Problem ▸ Repeat all of the data precisely.
..........
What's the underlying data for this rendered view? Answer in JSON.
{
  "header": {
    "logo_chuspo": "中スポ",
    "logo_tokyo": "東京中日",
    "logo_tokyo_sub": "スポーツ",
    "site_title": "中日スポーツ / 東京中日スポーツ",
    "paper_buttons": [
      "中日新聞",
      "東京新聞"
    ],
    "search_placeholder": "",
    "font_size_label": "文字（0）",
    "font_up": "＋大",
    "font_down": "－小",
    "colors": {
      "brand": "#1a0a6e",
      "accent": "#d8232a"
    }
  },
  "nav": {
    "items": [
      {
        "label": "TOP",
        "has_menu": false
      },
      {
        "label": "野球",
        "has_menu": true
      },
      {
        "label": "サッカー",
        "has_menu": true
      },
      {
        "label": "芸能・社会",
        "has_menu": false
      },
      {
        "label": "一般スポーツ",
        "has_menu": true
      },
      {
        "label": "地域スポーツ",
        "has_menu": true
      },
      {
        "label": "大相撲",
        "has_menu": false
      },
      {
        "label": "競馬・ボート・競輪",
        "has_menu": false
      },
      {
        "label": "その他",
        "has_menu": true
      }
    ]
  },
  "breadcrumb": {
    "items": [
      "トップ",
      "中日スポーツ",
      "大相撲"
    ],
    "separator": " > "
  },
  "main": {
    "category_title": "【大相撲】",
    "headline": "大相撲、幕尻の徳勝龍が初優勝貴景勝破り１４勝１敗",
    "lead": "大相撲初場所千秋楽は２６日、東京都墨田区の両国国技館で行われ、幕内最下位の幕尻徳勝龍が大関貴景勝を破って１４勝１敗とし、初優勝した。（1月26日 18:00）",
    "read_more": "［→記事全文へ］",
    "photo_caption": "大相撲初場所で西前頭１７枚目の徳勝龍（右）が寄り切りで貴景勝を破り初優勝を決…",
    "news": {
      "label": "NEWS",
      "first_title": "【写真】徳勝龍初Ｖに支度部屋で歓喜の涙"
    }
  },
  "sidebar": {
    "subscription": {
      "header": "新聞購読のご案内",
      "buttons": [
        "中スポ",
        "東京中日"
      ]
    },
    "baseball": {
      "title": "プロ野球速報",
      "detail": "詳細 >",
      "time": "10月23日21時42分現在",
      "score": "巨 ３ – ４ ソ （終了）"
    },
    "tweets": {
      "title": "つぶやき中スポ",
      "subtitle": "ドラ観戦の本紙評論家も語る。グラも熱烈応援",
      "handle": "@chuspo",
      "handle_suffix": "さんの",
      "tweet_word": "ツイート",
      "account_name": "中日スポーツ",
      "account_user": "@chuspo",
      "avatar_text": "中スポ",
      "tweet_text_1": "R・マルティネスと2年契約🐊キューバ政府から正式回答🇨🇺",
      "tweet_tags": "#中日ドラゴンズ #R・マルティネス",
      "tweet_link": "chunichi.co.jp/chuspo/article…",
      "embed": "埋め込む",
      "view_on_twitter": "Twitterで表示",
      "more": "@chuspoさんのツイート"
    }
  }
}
..........
Response to this task ▸
What's the underlying data for this rendered view? Answer in JSON.
{
  "header": {
    "logo_chuspo": "中スポ",
    "logo_tokyo": "東京中日",
    "logo_tokyo_sub": "スポーツ",
    "site_title": "中日スポーツ / 東京中日スポーツ",
    "paper_buttons": [
      "中日新聞",
      "東京新聞"
    ],
    "search_placeholder": "",
    "font_size_label": "文字（0）",
    "font_up": "＋大",
    "font_down": "－小",
    "colors": {
      "brand": "#1a0a6e",
      "accent": "#d8232a"
    }
  },
  "nav": {
    "items": [
      {
        "label": "TOP",
        "has_menu": false
      },
      {
        "label": "野球",
        "has_menu": true
      },
      {
        "label": "サッカー",
        "has_menu": true
      },
      {
        "label": "芸能・社会",
        "has_menu": false
      },
      {
        "label": "一般スポーツ",
        "has_menu": true
      },
      {
        "label": "地域スポーツ",
        "has_menu": true
      },
      {
        "label": "大相撲",
        "has_menu": false
      },
      {
        "label": "競馬・ボート・競輪",
        "has_menu": false
      },
      {
        "label": "その他",
        "has_menu": true
      }
    ]
  },
  "breadcrumb": {
    "items": [
      "トップ",
      "中日スポーツ",
      "大相撲"
    ],
    "separator": " > "
  },
  "main": {
    "category_title": "【大相撲】",
    "headline": "大相撲、幕尻の徳勝龍が初優勝貴景勝破り１４勝１敗",
    "lead": "大相撲初場所千秋楽は２６日、東京都墨田区の両国国技館で行われ、幕内最下位の幕尻徳勝龍が大関貴景勝を破って１４勝１敗とし、初優勝した。（1月26日 18:00）",
    "read_more": "［→記事全文へ］",
    "photo_caption": "大相撲初場所で西前頭１７枚目の徳勝龍（右）が寄り切りで貴景勝を破り初優勝を決…",
    "news": {
      "label": "NEWS",
      "first_title": "【写真】徳勝龍初Ｖに支度部屋で歓喜の涙"
    }
  },
  "sidebar": {
    "subscription": {
      "header": "新聞購読のご案内",
      "buttons": [
        "中スポ",
        "東京中日"
      ]
    },
    "baseball": {
      "title": "プロ野球速報",
      "detail": "詳細 >",
      "time": "10月23日21時42分現在",
      "score": "巨 ３ – ４ ソ （終了）"
    },
    "tweets": {
      "title": "つぶやき中スポ",
      "subtitle": "ドラ観戦の本紙評論家も語る。グラも熱烈応援",
      "handle": "@chuspo",
      "handle_suffix": "さんの",
      "tweet_word": "ツイート",
      "account_name": "中日スポーツ",
      "account_user": "@chuspo",
      "avatar_text": "中スポ",
      "tweet_text_1": "R・マルティネスと2年契約🐊キューバ政府から正式回答🇨🇺",
      "tweet_tags": "#中日ドラゴンズ #R・マルティネス",
      "tweet_link": "chunichi.co.jp/chuspo/article…",
      "embed": "埋め込む",
      "view_on_twitter": "Twitterで表示",
      "more": "@chuspoさんのツイート"
    }
  }
}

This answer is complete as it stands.